Recorded data

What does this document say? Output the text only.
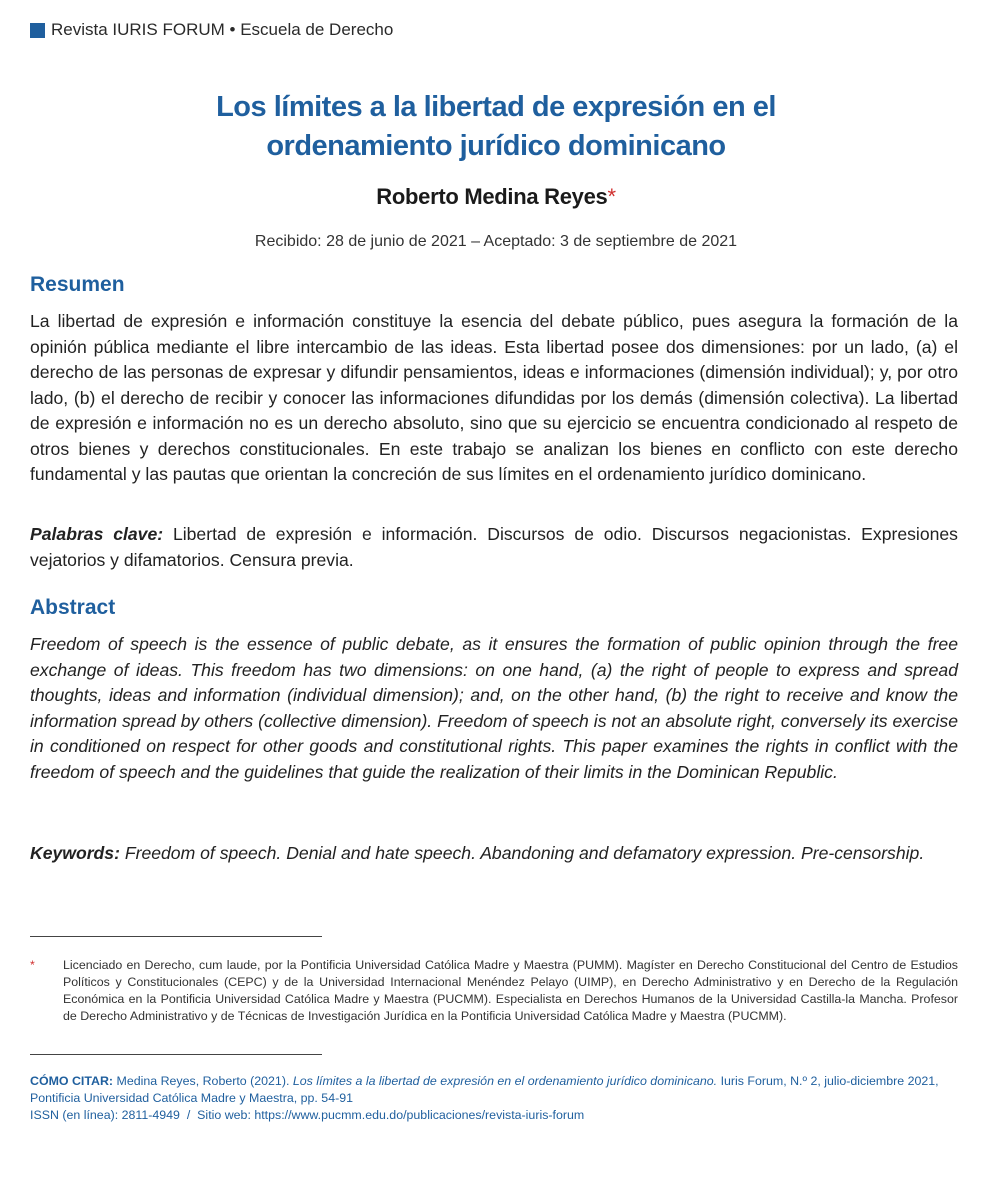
Revista IURIS FORUM
•
Escuela de Derecho
Los límites a la libertad de expresión en el
ordenamiento jurídico dominicano
Roberto Medina Reyes*
Recibido: 28 de junio de 2021 – Aceptado: 3 de septiembre de 2021
Resumen
La libertad de expresión e información constituye la esencia del debate público, pues asegura la formación de la opinión pública mediante el libre intercambio de las ideas. Esta libertad posee dos dimensiones: por un lado, (a) el derecho de las personas de expresar y difundir pensamientos, ideas e informaciones (dimensión individual); y, por otro lado, (b) el derecho de recibir y conocer las informaciones difundidas por los demás (dimensión colectiva). La libertad de expresión e información no es un derecho absoluto, sino que su ejercicio se encuentra condicionado al respeto de otros bienes y derechos constitucionales. En este trabajo se analizan los bienes en conflicto con este derecho fundamental y las pautas que orientan la concreción de sus límites en el ordenamiento jurídico dominicano.
Palabras clave: Libertad de expresión e información. Discursos de odio. Discursos negacionistas. Expresiones vejatorios y difamatorios. Censura previa.
Abstract
Freedom of speech is the essence of public debate, as it ensures the formation of public opinion through the free exchange of ideas. This freedom has two dimensions: on one hand, (a) the right of people to express and spread thoughts, ideas and information (individual dimension); and, on the other hand, (b) the right to receive and know the information spread by others (collective dimension). Freedom of speech is not an absolute right, conversely its exercise in conditioned on respect for other goods and constitutional rights. This paper examines the rights in conflict with the freedom of speech and the guidelines that guide the realization of their limits in the Dominican Republic.
Keywords: Freedom of speech. Denial and hate speech. Abandoning and defamatory expression. Pre-censorship.
*	Licenciado en Derecho, cum laude, por la Pontificia Universidad Católica Madre y Maestra (PUMM). Magíster en Derecho Constitucional del Centro de Estudios Políticos y Constitucionales (CEPC) y de la Universidad Internacional Menéndez Pelayo (UIMP), en Derecho Administrativo y en Derecho de la Regulación Económica en la Pontificia Universidad Católica Madre y Maestra (PUCMM). Especialista en Derechos Humanos de la Universidad Castilla-la Mancha. Profesor de Derecho Administrativo y de Técnicas de Investigación Jurídica en la Pontificia Universidad Católica Madre y Maestra (PUCMM).
CÓMO CITAR: Medina Reyes, Roberto (2021). Los límites a la libertad de expresión en el ordenamiento jurídico dominicano. Iuris Forum, N.º 2, julio-diciembre 2021, Pontificia Universidad Católica Madre y Maestra, pp. 54-91
ISSN (en línea): 2811-4949 / Sitio web: https://www.pucmm.edu.do/publicaciones/revista-iuris-forum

> _YOUR INSTRUCTIONS_
Pictures appear in the records above. Output everything except them, exactly.

> _ANSWER IN FULL_
What does this document say? Output the text only.
Revista IURIS FORUM
•
Escuela de Derecho
Los límites a la libertad de expresión en el
ordenamiento jurídico dominicano
Roberto Medina Reyes*
Recibido: 28 de junio de 2021 – Aceptado: 3 de septiembre de 2021
Resumen
La libertad de expresión e información constituye la esencia del debate público, pues asegura la formación de la opinión pública mediante el libre intercambio de las ideas. Esta libertad posee dos dimensiones: por un lado, (a) el derecho de las personas de expresar y difundir pensamientos, ideas e informaciones (dimensión individual); y, por otro lado, (b) el derecho de recibir y conocer las informaciones difundidas por los demás (dimensión colectiva). La libertad de expresión e información no es un derecho absoluto, sino que su ejercicio se encuentra condicionado al respeto de otros bienes y derechos constitucionales. En este trabajo se analizan los bienes en conflicto con este derecho fundamental y las pautas que orientan la concreción de sus límites en el ordenamiento jurídico dominicano.
Palabras clave: Libertad de expresión e información. Discursos de odio. Discursos negacionistas. Expresiones vejatorios y difamatorios. Censura previa.
Abstract
Freedom of speech is the essence of public debate, as it ensures the formation of public opinion through the free exchange of ideas. This freedom has two dimensions: on one hand, (a) the right of people to express and spread thoughts, ideas and information (individual dimension); and, on the other hand, (b) the right to receive and know the information spread by others (collective dimension). Freedom of speech is not an absolute right, conversely its exercise in conditioned on respect for other goods and constitutional rights. This paper examines the rights in conflict with the freedom of speech and the guidelines that guide the realization of their limits in the Dominican Republic.
Keywords: Freedom of speech. Denial and hate speech. Abandoning and defamatory expression. Pre-censorship.
*	Licenciado en Derecho, cum laude, por la Pontificia Universidad Católica Madre y Maestra (PUMM). Magíster en Derecho Constitucional del Centro de Estudios Políticos y Constitucionales (CEPC) y de la Universidad Internacional Menéndez Pelayo (UIMP), en Derecho Administrativo y en Derecho de la Regulación Económica en la Pontificia Universidad Católica Madre y Maestra (PUCMM). Especialista en Derechos Humanos de la Universidad Castilla-la Mancha. Profesor de Derecho Administrativo y de Técnicas de Investigación Jurídica en la Pontificia Universidad Católica Madre y Maestra (PUCMM).
CÓMO CITAR: Medina Reyes, Roberto (2021). Los límites a la libertad de expresión en el ordenamiento jurídico dominicano. Iuris Forum, N.º 2, julio-diciembre 2021, Pontificia Universidad Católica Madre y Maestra, pp. 54-91
ISSN (en línea): 2811-4949 / Sitio web: https://www.pucmm.edu.do/publicaciones/revista-iuris-forum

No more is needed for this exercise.